§ **INSTRUCTIONS TO FOLLOW**:
Print all the records exactly, please.

— Start —

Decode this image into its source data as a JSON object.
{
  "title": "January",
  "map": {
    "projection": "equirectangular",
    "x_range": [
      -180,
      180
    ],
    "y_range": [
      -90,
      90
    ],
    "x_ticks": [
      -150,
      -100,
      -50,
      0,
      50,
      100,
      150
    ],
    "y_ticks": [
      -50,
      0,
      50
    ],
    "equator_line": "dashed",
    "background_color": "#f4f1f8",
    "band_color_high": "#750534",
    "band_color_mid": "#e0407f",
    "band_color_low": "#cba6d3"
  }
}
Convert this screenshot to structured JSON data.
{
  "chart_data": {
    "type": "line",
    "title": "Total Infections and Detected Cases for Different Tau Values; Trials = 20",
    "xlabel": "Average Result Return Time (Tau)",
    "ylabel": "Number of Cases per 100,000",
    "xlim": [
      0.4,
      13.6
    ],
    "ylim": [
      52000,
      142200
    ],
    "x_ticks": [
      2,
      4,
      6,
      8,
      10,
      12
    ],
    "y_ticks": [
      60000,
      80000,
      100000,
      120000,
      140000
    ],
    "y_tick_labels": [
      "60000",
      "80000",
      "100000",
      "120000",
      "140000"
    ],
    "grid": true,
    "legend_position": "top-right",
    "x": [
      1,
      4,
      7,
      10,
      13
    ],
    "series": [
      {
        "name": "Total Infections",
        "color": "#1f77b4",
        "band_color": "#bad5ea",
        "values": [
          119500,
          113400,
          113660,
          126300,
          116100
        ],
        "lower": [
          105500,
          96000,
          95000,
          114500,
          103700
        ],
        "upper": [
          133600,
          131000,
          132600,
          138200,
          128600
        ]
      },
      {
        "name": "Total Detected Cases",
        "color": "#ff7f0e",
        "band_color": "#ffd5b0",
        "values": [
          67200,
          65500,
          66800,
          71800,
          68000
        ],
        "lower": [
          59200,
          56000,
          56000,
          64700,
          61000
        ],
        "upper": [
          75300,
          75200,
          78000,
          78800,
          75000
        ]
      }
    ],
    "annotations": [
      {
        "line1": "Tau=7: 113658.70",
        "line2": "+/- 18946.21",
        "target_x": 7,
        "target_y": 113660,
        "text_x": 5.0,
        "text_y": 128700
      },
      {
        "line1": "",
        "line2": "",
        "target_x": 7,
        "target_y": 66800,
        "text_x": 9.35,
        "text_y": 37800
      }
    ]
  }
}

— End —

§ **RESULT FOR THIS TASK**:
Decode this image into its source data as a JSON object.
{
  "title": "January",
  "map": {
    "projection": "equirectangular",
    "x_range": [
      -180,
      180
    ],
    "y_range": [
      -90,
      90
    ],
    "x_ticks": [
      -150,
      -100,
      -50,
      0,
      50,
      100,
      150
    ],
    "y_ticks": [
      -50,
      0,
      50
    ],
    "equator_line": "dashed",
    "background_color": "#f4f1f8",
    "band_color_high": "#750534",
    "band_color_mid": "#e0407f",
    "band_color_low": "#cba6d3"
  }
}
Convert this screenshot to structured JSON data.
{
  "chart_data": {
    "type": "line",
    "title": "Total Infections and Detected Cases for Different Tau Values; Trials = 20",
    "xlabel": "Average Result Return Time (Tau)",
    "ylabel": "Number of Cases per 100,000",
    "xlim": [
      0.4,
      13.6
    ],
    "ylim": [
      52000,
      142200
    ],
    "x_ticks": [
      2,
      4,
      6,
      8,
      10,
      12
    ],
    "y_ticks": [
      60000,
      80000,
      100000,
      120000,
      140000
    ],
    "y_tick_labels": [
      "60000",
      "80000",
      "100000",
      "120000",
      "140000"
    ],
    "grid": true,
    "legend_position": "top-right",
    "x": [
      1,
      4,
      7,
      10,
      13
    ],
    "series": [
      {
        "name": "Total Infections",
        "color": "#1f77b4",
        "band_color": "#bad5ea",
        "values": [
          119500,
          113400,
          113660,
          126300,
          116100
        ],
        "lower": [
          105500,
          96000,
          95000,
          114500,
          103700
        ],
        "upper": [
          133600,
          131000,
          132600,
          138200,
          128600
        ]
      },
      {
        "name": "Total Detected Cases",
        "color": "#ff7f0e",
        "band_color": "#ffd5b0",
        "values": [
          67200,
          65500,
          66800,
          71800,
          68000
        ],
        "lower": [
          59200,
          56000,
          56000,
          64700,
          61000
        ],
        "upper": [
          75300,
          75200,
          78000,
          78800,
          75000
        ]
      }
    ],
    "annotations": [
      {
        "line1": "Tau=7: 113658.70",
        "line2": "+/- 18946.21",
        "target_x": 7,
        "target_y": 113660,
        "text_x": 5.0,
        "text_y": 128700
      },
      {
        "line1": "",
        "line2": "",
        "target_x": 7,
        "target_y": 66800,
        "text_x": 9.35,
        "text_y": 37800
      }
    ]
  }
}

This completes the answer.